— 练习内容 —
- a) 根据二叉树遍历的文本回答下列问题：
(i) 前序遍历对应的是第几题？
(ii) 文中给出的这几种遍历方法的时间复杂度是多少？
(iii) 层序遍历的思路使用了哪种数据结构？
- b) 接着二叉树遍历的文本往下写，从它最后一句之后开始。

— 文本节选 —
:::::

一、二叉树的遍历
1.前序遍历
144题
/**
* Definition for a binary tree node.
* struct TreeNode {
* int val;
* TreeNode *left;
* TreeNode *right;
* TreeNode() : val(0), left(nullptr), right(nullptr) {}
* TreeNode(int x) : val(x), left(nullptr), right(nullptr) {}
* TreeNode(int x, TreeNode *left, TreeNode *right) : val(x), left(left), right(right) {}
* };
*/
class Solution {
private:
void recursion(TreeNode *root, vector<int> &ans) {
if (!root) return;
ans.push_back(root->val);
recursion(root->left, ans);
recursion(root->right, ans);
}
public:
vector<int> preorderTraversal(TreeNode* root) {
vector<int> ans;
recursion(root, ans);
return ans;
}
};
2.中序遍历
/**
* Definition for a binary tree node.
* struct TreeNode {
* int val;
* TreeNode *left;
* TreeNode *right;
* TreeNode() : val(0), left(nullptr), right(nullptr) {}
* TreeNode(int x) : val(x), left(nullptr), right(nullptr) {}
* TreeNode(int x, TreeNode *left, TreeNode *right) : val(x), left(left), right(right) {}
* };
*/
class Solution {
private:
void recursion(TreeNode* root, vector<int> &ans) {
if (!root) return;
recursion(root->left, ans);
ans.push_back(root->val);
recursion(root->right, ans);
}
public:
vector<int> inorderTraversal(TreeNode* root) {
vector<int> ans;
recursion(root, ans);
return ans;
}
};
3.后序遍历
145题
/**
* Definition for a binary tree node.
* struct TreeNode {
* int val;
* TreeNode *left;
* TreeNode *right;
* TreeNode() : val(0), left(nullptr), right(nullptr) {}
* TreeNode(int x) : val(x), left(nullptr), right(nullptr) {}
* TreeNode(int x, TreeNode *left, TreeNode *right) : val(x), left(left), right(right) {}
* };
*/
class Solution {
private:
void recursion(TreeNode* root, vector<int> &ans) {
if (!root) return;
recursion(root->left, ans);
recursion(root->right, ans);
ans.push_back(root->val);
}
public:
vector<int> postorderTraversal(TreeNode* root) {
vector<int> ans;
recursion(root, ans);
return ans;
}
};
以上时间复杂度O(n),平均空间复杂度O(logn),最坏空间复杂度为O(n)
4. 层序遍历
102题
思路:使用队列,每次将首元素的非空左右子树入队,然后首元素出队,这样对每一层结点进行一次循环,最终就可以得到层次遍历的结果?

:::::

— 存储数据 —
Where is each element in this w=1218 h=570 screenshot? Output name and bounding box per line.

:::::

— 各题答案 —
- a)
(i) 144题
(ii) O(n)
(iii) 队列

- b)
/**
* Definition for a binary tree node.
* struct TreeNode {
* int val;
* TreeNode *left;
* TreeNode *right;
* TreeNode() : val(0), left(nullptr), right(nullptr) {}
* TreeNode(int x) : val(x), left(nullptr), right(nullptr) {}
* TreeNode(int x, TreeNode *left, TreeNode *right) : val(x), left(left), right(right) {}
* };
*/
class Solution {
public:
vector<vector<int>> levelOrder(TreeNode* root) {
// 1.准备工作
queue<TreeNode*> q;
q.push(root);
vector<vector<int>> ans;
vector<int> cur_layer;
// 2.正式处理
while (!q.empty()) {
int sz = q.size();
cur_layer.clear();
// 出队并将首元素的非空左右子树压入队列中
for (int i=0; i<sz; ++i) {
TreeNode *head = q.front();
if (head) {
cur_layer.push_back(head->val);
q.push(head->left);
q.push(head->right);
}
q.pop();
}
if (cur_layer.size() > 0) {
ans.push_back(cur_layer);
}
}
return ans;
}
};
每个结点入队出队一次,时间复杂度O(n),空间复杂度最坏O(n)
二、二叉查找树/搜索树相关
1. 二叉树的深度
leetcode 104题
/**
* Definition for a binary tree node.
* struct TreeNode {
* int val;
* TreeNode *left;
* TreeNode *right;
* TreeNode() : val(0), left(nullptr), right(nullptr) {}
* TreeNode(int x) : val(x), left(nullptr), right(nullptr) {}
* TreeNode(int x, TreeNode *left, TreeNode *right) : val(x), left(left), right(right) {}
* };
*/
class Solution {
public:
int maxDepth(TreeNode* root) {
if (!root) return 0;
return max(maxDepth(root->left), maxDepth(root->right)) + 1;
}
};
时间复杂度O(n),空间复杂度平均O(height)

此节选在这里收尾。